Records provided
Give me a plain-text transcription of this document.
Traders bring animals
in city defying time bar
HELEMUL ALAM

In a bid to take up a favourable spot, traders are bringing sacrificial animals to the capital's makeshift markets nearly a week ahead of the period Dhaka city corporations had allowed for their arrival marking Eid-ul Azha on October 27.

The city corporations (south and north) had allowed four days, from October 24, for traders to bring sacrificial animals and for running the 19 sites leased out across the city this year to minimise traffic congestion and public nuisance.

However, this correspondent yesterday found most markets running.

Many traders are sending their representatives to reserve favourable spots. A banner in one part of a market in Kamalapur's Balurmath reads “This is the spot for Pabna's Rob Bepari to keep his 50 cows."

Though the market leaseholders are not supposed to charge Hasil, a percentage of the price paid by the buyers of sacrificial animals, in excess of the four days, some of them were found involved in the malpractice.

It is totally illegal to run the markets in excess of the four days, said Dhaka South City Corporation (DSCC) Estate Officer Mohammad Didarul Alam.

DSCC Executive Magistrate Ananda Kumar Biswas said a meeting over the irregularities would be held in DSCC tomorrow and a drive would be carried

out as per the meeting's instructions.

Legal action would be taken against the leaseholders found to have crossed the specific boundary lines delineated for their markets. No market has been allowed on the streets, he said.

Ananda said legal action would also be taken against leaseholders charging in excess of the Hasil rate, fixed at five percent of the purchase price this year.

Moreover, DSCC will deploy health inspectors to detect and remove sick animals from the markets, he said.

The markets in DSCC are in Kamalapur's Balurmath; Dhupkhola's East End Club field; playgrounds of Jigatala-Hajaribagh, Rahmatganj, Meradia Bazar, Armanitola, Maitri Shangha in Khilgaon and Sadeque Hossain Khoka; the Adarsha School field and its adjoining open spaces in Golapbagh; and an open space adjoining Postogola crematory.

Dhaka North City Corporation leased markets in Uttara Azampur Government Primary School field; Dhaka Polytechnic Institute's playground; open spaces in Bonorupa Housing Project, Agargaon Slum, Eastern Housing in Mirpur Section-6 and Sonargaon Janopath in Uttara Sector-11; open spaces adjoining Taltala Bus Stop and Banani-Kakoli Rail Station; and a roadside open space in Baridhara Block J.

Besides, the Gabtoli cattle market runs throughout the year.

* * *

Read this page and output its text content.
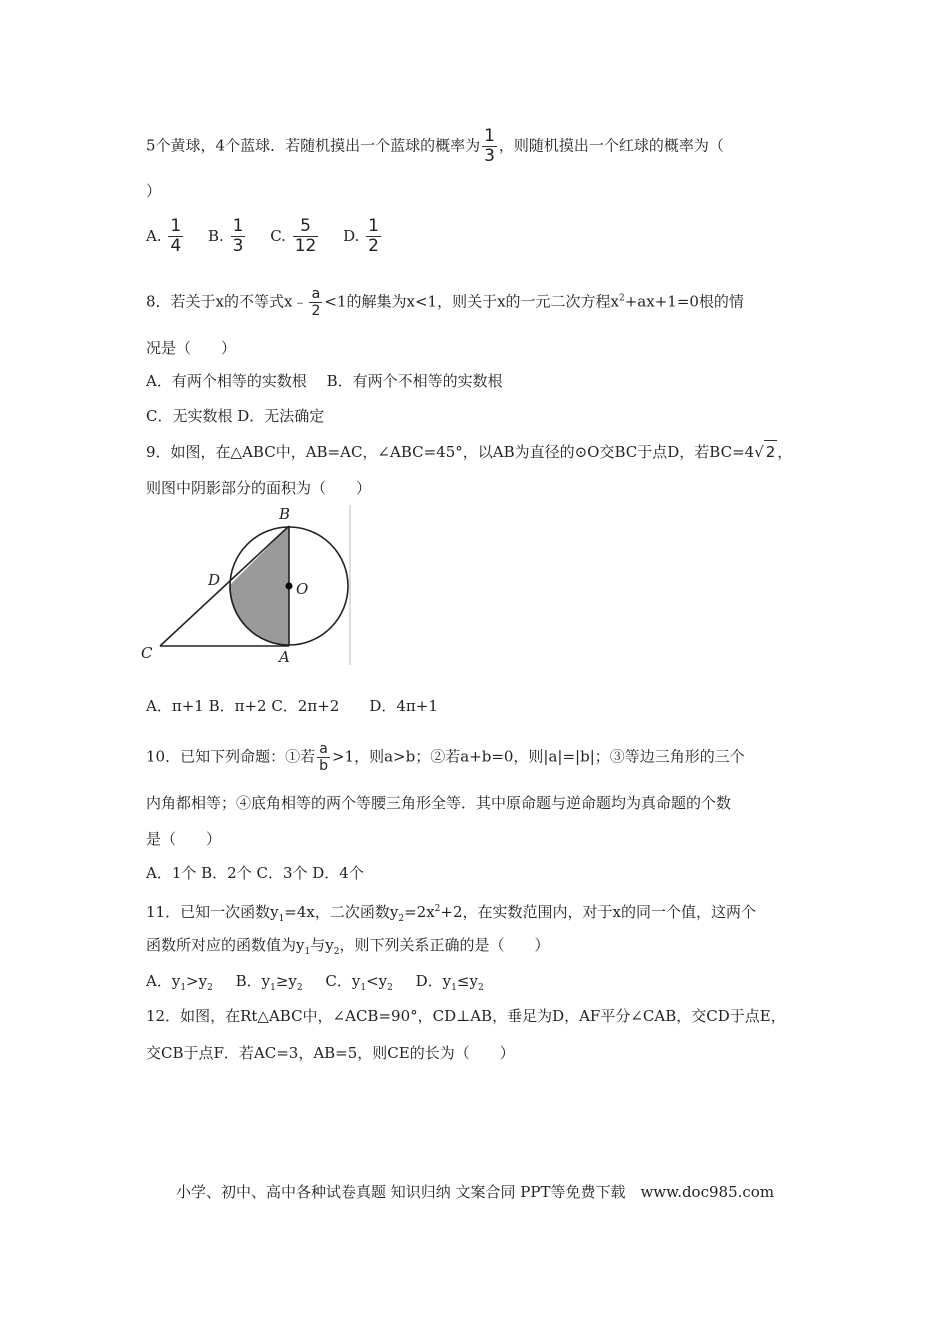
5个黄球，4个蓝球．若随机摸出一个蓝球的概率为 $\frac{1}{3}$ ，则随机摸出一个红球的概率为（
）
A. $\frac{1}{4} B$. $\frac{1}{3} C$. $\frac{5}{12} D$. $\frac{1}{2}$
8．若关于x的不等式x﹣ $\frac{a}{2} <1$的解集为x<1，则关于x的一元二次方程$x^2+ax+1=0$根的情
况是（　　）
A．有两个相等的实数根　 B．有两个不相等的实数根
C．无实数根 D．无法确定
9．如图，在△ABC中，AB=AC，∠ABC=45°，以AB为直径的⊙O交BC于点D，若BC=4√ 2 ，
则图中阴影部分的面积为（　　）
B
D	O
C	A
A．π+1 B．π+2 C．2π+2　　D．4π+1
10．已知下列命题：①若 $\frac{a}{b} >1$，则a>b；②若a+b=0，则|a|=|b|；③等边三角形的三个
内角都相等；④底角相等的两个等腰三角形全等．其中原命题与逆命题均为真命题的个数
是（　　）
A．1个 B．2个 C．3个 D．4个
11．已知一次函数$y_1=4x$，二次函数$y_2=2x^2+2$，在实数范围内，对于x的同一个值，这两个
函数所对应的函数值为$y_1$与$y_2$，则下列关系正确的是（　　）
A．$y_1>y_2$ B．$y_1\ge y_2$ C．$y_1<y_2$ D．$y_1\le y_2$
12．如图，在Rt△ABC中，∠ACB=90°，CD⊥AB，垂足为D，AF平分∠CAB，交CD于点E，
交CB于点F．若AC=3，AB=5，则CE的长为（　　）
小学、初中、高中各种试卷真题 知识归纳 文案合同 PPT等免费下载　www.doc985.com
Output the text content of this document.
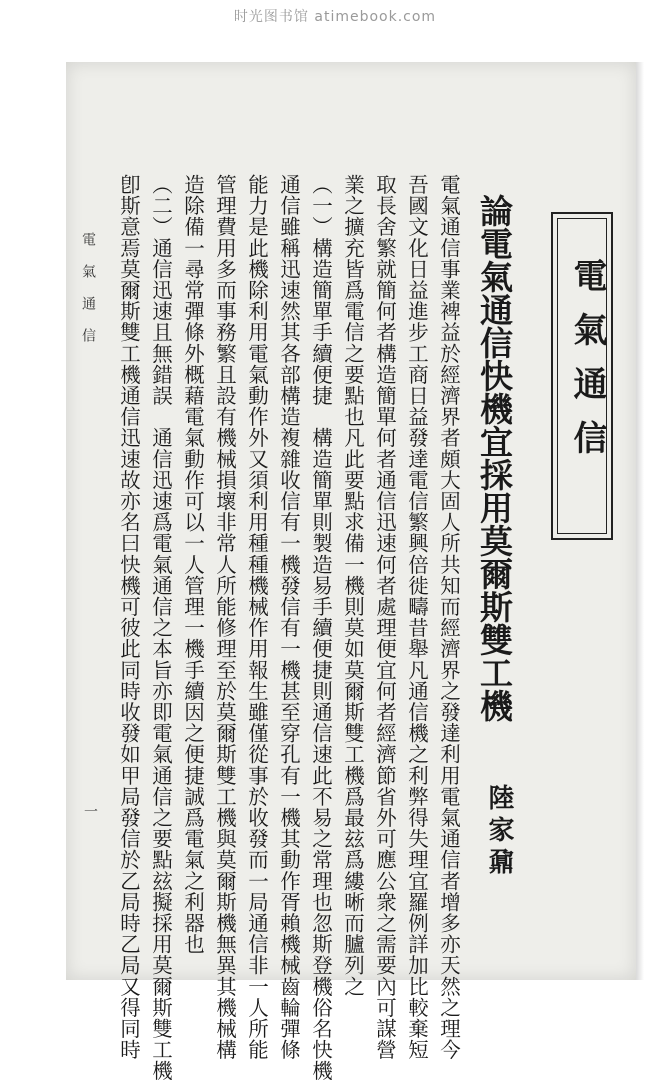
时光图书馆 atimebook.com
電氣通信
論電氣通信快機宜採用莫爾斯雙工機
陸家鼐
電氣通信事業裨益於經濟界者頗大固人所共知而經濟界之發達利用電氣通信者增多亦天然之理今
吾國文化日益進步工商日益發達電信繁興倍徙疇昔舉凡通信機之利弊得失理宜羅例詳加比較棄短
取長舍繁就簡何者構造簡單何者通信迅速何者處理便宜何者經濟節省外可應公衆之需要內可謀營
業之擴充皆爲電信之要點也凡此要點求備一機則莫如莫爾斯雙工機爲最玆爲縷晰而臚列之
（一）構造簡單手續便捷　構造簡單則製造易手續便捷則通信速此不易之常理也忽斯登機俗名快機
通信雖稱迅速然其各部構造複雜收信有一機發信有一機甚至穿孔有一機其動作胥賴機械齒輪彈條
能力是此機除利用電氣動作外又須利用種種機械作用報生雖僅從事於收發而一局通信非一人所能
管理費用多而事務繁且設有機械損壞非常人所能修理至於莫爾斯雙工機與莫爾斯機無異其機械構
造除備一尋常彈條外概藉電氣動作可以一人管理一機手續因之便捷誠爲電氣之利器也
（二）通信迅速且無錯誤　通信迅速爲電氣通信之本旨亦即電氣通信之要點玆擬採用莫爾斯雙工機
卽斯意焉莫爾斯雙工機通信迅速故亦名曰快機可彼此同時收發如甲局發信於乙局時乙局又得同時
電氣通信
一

Exercise instructions
Each line above that includes "Kamalapur" should be shown.

Final result
Many traders are sending their representatives to reserve favourable spots. A banner in one part of a market in Kamalapur's Balurmath reads “This is the spot for Pabna's Rob Bepari to keep his 50 cows."
The markets in DSCC are in Kamalapur's Balurmath; Dhupkhola's East End Club field; playgrounds of Jigatala-Hajaribagh, Rahmatganj, Meradia Bazar, Armanitola, Maitri Shangha in Khilgaon and Sadeque Hossain Khoka; the Adarsha School field and its adjoining open spaces in Golapbagh; and an open space adjoining Postogola crematory.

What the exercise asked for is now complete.